Problem description
Tally the lines in these records that hold the string "xlabel", and reply with the number alone.
..........
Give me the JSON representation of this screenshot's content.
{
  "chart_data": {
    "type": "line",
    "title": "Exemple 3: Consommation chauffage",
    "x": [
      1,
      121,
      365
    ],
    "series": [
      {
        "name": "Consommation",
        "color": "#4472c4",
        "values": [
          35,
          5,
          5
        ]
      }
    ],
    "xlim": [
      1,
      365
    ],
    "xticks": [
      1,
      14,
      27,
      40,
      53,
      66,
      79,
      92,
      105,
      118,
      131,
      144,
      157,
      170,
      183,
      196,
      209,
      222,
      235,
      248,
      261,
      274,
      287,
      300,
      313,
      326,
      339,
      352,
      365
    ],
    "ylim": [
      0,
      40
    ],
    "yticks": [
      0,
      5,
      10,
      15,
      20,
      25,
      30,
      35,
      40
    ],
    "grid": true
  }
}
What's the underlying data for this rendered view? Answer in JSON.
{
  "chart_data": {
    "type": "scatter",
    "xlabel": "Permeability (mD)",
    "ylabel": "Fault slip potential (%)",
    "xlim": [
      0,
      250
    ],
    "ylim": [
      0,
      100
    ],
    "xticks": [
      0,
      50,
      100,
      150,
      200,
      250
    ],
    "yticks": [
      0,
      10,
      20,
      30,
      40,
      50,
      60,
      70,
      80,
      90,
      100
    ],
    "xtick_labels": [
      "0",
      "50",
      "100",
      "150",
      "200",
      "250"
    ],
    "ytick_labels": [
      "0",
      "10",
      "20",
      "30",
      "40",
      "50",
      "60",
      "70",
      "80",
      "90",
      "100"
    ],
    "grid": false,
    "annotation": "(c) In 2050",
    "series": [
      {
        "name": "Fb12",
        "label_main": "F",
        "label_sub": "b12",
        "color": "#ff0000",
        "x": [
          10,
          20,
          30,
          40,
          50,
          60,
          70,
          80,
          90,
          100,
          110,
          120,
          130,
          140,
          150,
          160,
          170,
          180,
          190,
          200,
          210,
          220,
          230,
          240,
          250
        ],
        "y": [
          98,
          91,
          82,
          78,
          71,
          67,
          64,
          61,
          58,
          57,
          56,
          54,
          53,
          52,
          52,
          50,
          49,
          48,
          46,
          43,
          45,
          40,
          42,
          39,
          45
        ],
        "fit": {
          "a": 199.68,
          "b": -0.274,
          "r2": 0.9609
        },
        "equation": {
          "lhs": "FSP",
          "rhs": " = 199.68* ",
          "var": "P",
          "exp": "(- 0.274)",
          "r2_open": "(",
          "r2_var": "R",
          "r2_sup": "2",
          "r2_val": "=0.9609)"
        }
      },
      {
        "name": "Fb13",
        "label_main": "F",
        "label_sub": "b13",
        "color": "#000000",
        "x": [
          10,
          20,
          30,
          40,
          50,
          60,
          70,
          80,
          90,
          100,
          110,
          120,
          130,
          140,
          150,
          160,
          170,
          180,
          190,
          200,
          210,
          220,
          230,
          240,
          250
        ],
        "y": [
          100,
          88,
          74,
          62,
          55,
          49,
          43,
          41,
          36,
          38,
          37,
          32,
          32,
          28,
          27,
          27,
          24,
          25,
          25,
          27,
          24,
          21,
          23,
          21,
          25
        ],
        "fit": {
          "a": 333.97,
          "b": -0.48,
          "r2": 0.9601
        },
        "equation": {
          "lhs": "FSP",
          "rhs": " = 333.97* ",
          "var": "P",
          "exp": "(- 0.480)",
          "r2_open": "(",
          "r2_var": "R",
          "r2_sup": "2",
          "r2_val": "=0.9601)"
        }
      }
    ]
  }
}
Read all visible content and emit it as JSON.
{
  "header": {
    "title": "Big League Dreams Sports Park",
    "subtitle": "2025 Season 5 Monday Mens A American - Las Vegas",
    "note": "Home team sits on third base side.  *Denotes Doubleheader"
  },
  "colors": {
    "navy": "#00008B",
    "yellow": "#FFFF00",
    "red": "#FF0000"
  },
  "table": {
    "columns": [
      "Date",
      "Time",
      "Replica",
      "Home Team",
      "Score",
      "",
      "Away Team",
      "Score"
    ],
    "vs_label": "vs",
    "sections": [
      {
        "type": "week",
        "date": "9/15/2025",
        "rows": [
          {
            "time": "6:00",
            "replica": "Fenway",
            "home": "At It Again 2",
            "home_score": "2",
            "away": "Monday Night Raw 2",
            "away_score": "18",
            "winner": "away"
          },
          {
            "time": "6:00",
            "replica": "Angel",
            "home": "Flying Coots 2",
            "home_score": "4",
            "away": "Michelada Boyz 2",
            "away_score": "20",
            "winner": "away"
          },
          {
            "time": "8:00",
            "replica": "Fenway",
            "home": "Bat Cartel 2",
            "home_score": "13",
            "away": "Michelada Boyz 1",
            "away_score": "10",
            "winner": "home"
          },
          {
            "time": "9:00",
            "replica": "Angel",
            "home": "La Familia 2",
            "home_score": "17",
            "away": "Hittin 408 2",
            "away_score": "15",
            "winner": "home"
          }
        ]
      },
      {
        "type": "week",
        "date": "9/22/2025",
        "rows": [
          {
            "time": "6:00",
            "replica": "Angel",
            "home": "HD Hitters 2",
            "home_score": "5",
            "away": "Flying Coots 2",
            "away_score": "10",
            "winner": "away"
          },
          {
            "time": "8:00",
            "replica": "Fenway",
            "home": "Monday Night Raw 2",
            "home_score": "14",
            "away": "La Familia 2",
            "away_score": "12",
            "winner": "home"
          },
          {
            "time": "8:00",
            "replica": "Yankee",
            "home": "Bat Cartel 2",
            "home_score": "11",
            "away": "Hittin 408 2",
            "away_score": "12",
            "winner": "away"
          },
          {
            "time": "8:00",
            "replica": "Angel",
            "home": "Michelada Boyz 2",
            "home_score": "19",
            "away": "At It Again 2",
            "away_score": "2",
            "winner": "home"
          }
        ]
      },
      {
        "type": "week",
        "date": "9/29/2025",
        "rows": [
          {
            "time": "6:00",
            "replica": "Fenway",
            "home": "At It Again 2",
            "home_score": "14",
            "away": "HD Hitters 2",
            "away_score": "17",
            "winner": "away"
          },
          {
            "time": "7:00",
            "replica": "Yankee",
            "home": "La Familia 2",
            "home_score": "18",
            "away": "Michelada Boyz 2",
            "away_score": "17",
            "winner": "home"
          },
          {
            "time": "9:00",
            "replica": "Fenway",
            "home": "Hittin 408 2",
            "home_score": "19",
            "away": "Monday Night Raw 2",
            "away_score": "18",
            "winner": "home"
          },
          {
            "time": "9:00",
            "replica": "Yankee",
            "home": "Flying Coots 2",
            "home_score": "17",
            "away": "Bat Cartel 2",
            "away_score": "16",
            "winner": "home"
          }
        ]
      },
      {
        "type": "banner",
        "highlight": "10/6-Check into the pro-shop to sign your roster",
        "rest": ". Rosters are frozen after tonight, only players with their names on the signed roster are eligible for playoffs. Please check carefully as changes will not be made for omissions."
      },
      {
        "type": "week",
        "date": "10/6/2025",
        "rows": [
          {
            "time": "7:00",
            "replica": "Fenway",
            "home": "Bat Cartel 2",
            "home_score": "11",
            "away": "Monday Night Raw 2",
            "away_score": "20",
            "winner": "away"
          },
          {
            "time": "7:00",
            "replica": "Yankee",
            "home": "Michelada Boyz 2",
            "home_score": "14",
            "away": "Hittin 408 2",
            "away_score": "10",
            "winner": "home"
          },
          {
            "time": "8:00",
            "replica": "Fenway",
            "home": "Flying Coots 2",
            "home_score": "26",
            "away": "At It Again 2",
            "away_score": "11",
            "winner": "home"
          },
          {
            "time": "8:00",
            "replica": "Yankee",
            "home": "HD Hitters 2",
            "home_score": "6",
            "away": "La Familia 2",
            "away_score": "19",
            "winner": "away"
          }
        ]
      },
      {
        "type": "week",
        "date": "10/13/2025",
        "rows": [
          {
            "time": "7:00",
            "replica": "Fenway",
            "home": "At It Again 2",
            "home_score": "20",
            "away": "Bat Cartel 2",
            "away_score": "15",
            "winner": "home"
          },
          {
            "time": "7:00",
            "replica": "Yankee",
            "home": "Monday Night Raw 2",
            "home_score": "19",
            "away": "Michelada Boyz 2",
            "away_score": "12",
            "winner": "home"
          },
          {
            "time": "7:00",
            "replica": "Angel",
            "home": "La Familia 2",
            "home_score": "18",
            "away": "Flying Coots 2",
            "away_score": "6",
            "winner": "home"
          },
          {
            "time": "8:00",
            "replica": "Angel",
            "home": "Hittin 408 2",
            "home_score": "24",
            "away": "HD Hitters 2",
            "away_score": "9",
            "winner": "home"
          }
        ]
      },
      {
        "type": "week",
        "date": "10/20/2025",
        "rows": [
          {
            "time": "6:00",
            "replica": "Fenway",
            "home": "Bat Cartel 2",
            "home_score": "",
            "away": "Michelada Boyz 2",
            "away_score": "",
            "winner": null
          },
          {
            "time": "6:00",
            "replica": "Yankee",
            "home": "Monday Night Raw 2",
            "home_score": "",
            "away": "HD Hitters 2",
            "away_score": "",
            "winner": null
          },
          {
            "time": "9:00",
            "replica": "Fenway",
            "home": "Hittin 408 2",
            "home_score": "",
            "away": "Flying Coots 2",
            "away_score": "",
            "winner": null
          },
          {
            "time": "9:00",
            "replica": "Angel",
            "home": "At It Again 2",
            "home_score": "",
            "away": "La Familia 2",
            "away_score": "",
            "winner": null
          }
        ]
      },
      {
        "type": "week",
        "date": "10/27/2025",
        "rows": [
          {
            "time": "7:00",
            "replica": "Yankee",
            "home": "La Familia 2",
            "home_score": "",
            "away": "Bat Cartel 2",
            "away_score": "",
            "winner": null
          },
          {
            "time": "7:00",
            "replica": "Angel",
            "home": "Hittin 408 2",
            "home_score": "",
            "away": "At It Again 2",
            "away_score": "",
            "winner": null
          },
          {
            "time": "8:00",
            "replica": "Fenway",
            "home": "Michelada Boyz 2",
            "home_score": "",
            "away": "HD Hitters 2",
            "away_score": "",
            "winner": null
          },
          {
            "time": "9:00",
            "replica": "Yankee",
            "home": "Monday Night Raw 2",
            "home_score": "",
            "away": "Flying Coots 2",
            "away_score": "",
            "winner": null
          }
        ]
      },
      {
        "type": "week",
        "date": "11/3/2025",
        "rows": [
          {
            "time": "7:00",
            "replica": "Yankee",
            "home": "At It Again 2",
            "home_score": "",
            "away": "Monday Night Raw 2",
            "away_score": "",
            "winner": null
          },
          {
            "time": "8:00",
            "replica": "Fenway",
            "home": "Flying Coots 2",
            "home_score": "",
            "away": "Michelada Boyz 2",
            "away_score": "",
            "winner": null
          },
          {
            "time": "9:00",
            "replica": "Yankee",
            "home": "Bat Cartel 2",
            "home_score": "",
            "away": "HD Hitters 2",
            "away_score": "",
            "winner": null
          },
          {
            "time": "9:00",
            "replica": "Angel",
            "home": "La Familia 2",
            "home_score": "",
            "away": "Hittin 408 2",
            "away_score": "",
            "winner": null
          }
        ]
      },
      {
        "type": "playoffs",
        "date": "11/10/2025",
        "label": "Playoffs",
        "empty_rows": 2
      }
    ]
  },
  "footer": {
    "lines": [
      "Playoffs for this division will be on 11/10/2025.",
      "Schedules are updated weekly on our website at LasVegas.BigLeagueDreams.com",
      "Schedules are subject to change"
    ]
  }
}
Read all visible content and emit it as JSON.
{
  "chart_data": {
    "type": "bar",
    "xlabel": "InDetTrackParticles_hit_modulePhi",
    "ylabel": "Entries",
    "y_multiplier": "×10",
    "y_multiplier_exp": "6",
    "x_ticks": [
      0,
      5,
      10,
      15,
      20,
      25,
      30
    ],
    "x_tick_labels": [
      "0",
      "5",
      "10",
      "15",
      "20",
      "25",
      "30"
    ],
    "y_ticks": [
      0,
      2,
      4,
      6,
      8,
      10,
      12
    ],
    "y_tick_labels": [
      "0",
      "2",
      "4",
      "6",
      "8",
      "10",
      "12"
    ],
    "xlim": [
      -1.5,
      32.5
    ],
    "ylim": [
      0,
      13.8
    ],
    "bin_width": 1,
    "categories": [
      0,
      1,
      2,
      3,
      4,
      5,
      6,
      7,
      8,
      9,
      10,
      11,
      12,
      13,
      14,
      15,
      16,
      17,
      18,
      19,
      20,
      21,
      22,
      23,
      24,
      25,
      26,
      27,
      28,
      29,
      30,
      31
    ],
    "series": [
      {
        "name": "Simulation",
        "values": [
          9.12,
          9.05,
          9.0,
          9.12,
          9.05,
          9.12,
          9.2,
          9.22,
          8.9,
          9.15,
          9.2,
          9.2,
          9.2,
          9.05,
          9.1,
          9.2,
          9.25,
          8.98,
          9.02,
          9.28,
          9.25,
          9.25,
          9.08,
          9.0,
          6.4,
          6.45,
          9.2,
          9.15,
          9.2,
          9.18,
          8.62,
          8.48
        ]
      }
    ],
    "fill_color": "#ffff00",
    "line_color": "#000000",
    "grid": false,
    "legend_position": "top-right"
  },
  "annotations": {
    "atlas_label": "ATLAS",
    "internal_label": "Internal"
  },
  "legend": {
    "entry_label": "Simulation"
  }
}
..........
Answer
2